** Begin RECORDS FOR THIS TASK **

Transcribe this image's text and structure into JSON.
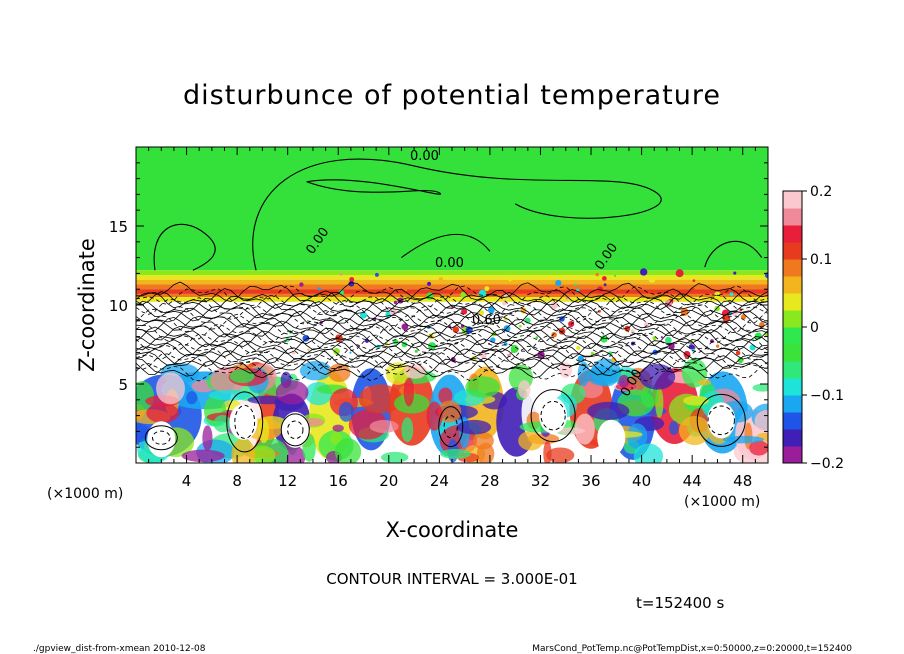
{
  "chart_data": {
    "type": "heatmap",
    "title": "disturbunce of potential temperature",
    "xlabel": "X-coordinate",
    "ylabel": "Z-coordinate",
    "x_unit": "(×1000 m)",
    "z_unit": "(×1000 m)",
    "xlim": [
      0,
      50
    ],
    "ylim": [
      0,
      20
    ],
    "x_ticks": [
      "4",
      "8",
      "12",
      "16",
      "20",
      "24",
      "28",
      "32",
      "36",
      "40",
      "44",
      "48"
    ],
    "y_ticks": [
      "5",
      "10",
      "15"
    ],
    "colorbar": {
      "range": [
        -0.2,
        0.2
      ],
      "ticks": [
        "0.2",
        "0.1",
        "0",
        "−0.1",
        "−0.2"
      ],
      "colors": [
        "#9a1e9a",
        "#3f1fb5",
        "#1e55e6",
        "#19a7f2",
        "#1ee3d8",
        "#2ee87a",
        "#3ae23a",
        "#2ee84e",
        "#8ae81e",
        "#e8e81e",
        "#f3b51e",
        "#f0781e",
        "#e83a1e",
        "#e81e3a",
        "#f08a9a",
        "#fcc8d0"
      ]
    },
    "contour_labels": [
      "0.00",
      "0.00",
      "0.00",
      "0.00",
      "0.60",
      "0.00"
    ],
    "contour_interval_text": "CONTOUR INTERVAL = 3.000E-01",
    "time_text": "t=152400 s"
  },
  "footer": {
    "left": "./gpview_dist-from-xmean  2010-12-08",
    "right": "MarsCond_PotTemp.nc@PotTempDist,x=0:50000,z=0:20000,t=152400"
  }
}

** End RECORDS FOR THIS TASK **

TO BE DONE: Pictures in the records must not appear in the copy; transcribe everything else precisely.

IN RESPONSE:
Transcribe this image's text and structure into JSON.
{
  "chart_data": {
    "type": "heatmap",
    "title": "disturbunce of potential temperature",
    "xlabel": "X-coordinate",
    "ylabel": "Z-coordinate",
    "x_unit": "(×1000 m)",
    "z_unit": "(×1000 m)",
    "xlim": [
      0,
      50
    ],
    "ylim": [
      0,
      20
    ],
    "x_ticks": [
      "4",
      "8",
      "12",
      "16",
      "20",
      "24",
      "28",
      "32",
      "36",
      "40",
      "44",
      "48"
    ],
    "y_ticks": [
      "5",
      "10",
      "15"
    ],
    "colorbar": {
      "range": [
        -0.2,
        0.2
      ],
      "ticks": [
        "0.2",
        "0.1",
        "0",
        "−0.1",
        "−0.2"
      ],
      "colors": [
        "#9a1e9a",
        "#3f1fb5",
        "#1e55e6",
        "#19a7f2",
        "#1ee3d8",
        "#2ee87a",
        "#3ae23a",
        "#2ee84e",
        "#8ae81e",
        "#e8e81e",
        "#f3b51e",
        "#f0781e",
        "#e83a1e",
        "#e81e3a",
        "#f08a9a",
        "#fcc8d0"
      ]
    },
    "contour_labels": [
      "0.00",
      "0.00",
      "0.00",
      "0.00",
      "0.60",
      "0.00"
    ],
    "contour_interval_text": "CONTOUR INTERVAL = 3.000E-01",
    "time_text": "t=152400 s"
  },
  "footer": {
    "left": "./gpview_dist-from-xmean  2010-12-08",
    "right": "MarsCond_PotTemp.nc@PotTempDist,x=0:50000,z=0:20000,t=152400"
  }
}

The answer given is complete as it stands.